# Selected text
-- start --

479 F.2d 557

Mrs. Gilbert Lee WOOLARD, a widow, et al., Plaintiffs-Appellees, v. MOBIL PIPE LINE COMPANY et al., Defendants-Appellants.

No. 72-2726.

United States Court of Appeals, Fifth Circuit.

June 7, 1973.

Rehearing and Rehearing En Banc Denied July 16, 1973.

*560B. Jeff Crane, Jr., Houston, Tex., William H. Tabb, Ronald L. Neill, Dallas, Tex., for defendants-appellants.

W. W. Watkins, Houston, Tex., William E. Townsley, Beaumont, Tex., John M. O’Quinn, Houston, Tex., for plaintiffs-appellees.

Before TUTTLE, THORNBERRY and DYER, Circuit Judges.

THORNBERRY, Circuit Judge:

On the night of June 20, 1969, Gilbert Lee Woolard, an employee of appellant Mobil Pipe Line Company, was working at that company’s Beaumont, Texas, metering station with two other men: Red Marsh, another Pipe Line Company employee, and Walton Goodwin, an employee of appellant Mobil Oil Corporation, which leased the land on which the metering station was located to Mobil Pipe Line, its wholly-owned subsidiary.1 The men were removing water from a ten-inch liquid petroleum gas (LPG) pipeline running from Corsicana, Texas, through Pipe Line’s Beaumont metering station and into the Mobil Oil refinery immediately adjacent to the metering station. The water was moving down the line under pressure, having been inserted to facilitate repairs on two sections of the line. During the repairs, the water had become separated into two slugs, the first of which arrived at the metering station at approximately 9:15 a. m. on June 20, 1969, and was removed without incident, by diverting it from the ten-inch LPG line into a four-inch and then a two-inch line and thence into an open ditch along the east side of the metering station.

-- end --

# What you should do
Carry on the court opinion about the Beaumont metering station accident from the point where the text stops.

# Element-and-box listings
-- start --

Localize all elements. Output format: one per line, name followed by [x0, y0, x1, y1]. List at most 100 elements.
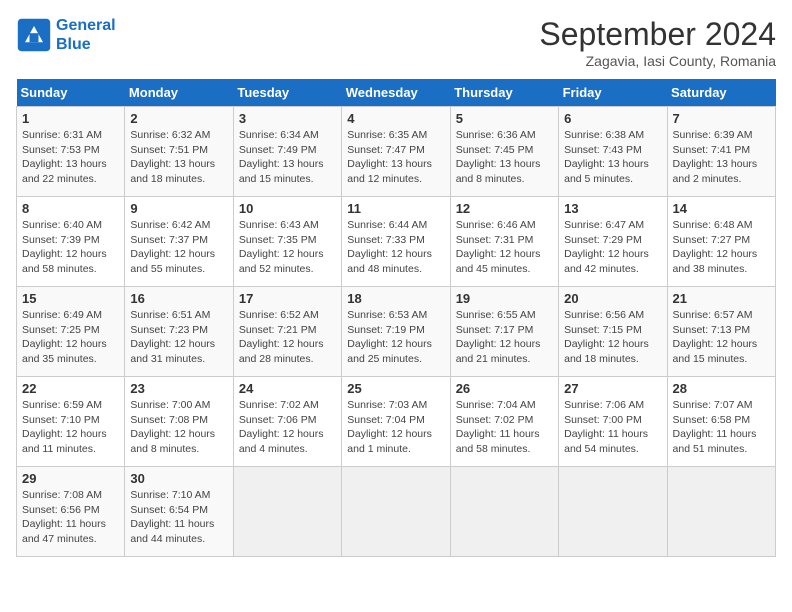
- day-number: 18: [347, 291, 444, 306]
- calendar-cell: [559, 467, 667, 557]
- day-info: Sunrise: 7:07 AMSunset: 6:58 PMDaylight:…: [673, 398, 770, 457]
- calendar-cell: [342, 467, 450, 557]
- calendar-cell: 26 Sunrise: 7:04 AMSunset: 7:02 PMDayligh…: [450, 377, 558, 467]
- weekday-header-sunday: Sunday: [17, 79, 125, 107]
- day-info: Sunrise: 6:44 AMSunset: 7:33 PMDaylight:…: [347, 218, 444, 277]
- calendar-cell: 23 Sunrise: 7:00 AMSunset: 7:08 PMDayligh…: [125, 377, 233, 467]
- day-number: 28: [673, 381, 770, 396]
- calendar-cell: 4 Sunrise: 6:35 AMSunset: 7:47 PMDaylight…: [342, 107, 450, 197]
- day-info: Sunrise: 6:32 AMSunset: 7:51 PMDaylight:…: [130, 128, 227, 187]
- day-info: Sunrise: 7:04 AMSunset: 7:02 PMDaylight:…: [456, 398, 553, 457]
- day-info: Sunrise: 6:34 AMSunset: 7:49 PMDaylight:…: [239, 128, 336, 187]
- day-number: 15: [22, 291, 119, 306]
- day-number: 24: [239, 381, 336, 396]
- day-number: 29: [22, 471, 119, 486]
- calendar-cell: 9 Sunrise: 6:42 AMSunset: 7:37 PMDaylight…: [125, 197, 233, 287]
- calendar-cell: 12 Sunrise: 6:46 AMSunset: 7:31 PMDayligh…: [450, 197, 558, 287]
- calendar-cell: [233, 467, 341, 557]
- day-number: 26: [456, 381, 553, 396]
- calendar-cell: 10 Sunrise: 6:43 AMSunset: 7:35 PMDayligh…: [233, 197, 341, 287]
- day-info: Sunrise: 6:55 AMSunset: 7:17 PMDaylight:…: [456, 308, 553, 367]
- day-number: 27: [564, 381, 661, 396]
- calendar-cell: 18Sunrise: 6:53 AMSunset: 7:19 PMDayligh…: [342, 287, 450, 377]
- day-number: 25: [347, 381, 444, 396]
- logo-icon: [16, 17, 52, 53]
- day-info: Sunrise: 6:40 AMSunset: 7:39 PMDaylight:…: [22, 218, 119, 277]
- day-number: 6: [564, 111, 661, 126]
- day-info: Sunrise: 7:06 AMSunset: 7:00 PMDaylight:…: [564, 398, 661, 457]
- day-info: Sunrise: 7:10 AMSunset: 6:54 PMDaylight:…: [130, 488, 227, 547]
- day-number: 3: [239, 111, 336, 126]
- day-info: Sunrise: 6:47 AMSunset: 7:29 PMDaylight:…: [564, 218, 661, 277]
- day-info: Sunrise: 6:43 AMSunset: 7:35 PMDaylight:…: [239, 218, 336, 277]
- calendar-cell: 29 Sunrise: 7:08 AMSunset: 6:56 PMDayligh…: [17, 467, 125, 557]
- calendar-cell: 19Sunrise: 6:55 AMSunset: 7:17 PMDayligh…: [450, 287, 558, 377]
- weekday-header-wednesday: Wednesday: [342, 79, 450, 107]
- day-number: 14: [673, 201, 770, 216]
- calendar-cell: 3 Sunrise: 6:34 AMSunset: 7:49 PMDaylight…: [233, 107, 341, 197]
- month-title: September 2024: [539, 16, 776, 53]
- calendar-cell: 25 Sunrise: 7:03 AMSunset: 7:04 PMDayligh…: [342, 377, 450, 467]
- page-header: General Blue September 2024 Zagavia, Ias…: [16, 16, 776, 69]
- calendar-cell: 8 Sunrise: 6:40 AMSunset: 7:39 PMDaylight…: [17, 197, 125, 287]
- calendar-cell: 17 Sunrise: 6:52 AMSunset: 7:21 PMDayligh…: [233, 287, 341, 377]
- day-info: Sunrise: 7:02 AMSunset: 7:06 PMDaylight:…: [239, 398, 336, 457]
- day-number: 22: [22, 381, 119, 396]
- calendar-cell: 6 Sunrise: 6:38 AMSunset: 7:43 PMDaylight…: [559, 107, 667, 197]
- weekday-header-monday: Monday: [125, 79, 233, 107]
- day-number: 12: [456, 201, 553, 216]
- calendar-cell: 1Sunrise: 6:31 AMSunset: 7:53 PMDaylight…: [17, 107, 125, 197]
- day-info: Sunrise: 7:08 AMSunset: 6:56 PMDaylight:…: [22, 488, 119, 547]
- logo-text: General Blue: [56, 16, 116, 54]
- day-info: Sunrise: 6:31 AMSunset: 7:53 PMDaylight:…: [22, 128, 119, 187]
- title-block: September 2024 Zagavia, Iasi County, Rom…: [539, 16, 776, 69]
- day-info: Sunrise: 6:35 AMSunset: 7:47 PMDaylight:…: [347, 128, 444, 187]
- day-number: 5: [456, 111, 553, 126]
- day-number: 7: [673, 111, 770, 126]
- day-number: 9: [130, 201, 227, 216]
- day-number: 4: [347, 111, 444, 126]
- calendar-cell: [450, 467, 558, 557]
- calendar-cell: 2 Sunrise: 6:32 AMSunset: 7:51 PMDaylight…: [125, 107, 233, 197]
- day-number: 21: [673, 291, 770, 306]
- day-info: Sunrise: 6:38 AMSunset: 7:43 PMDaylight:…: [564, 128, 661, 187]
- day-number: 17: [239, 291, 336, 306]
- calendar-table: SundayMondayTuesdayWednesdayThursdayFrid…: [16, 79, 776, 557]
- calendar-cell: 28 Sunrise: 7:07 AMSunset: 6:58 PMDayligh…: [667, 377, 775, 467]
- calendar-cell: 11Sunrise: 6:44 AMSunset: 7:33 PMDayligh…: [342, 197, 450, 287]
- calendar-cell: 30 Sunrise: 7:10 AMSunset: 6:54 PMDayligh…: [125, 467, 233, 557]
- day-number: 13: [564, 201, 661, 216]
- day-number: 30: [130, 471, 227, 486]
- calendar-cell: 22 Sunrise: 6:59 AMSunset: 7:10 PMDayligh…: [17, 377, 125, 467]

-- end --

# Expected answer
The second slug of water arrived at the metering station at approximately 7:00 p. m. on June 20, and the three men began discharging it through the four- and two-inch lines into the open ditch. Directly behind this slug of water, the pipe was filled with extremely flammable LPG; in order to prevent the LPG from being discharged into the open ditch where it might ignite, the men at the metering station had to have *561an accurate idea of the arrival time of the “interface” between the water and the LPG, so that they could divert the LPG either into the Mobil Oil refinery through the ten-inch line, or into Mobil Oil’s flare system, which was available for the metering station’s use in emergencies.

Mobile Pipe Line’s dispatcher in Dallas had earlier told Marsh, the other Pipe Line employee at the metering station, that the estimated time of arrival of the water-LPG interface at the metering station was 12:35 a. m., June 21; but at 10:45 p. m. on June 20, while the second slug of water was discharging from the line, Marsh was told that the water-LPG interface could arrive at any time. The interface arrived at 11:25 p. m.; LPG was discharged into the atmosphere through the four-inch and two-inch lines and was ignited by some unknown source. The resulting explosion and fire took the lives of all three men in the metering station.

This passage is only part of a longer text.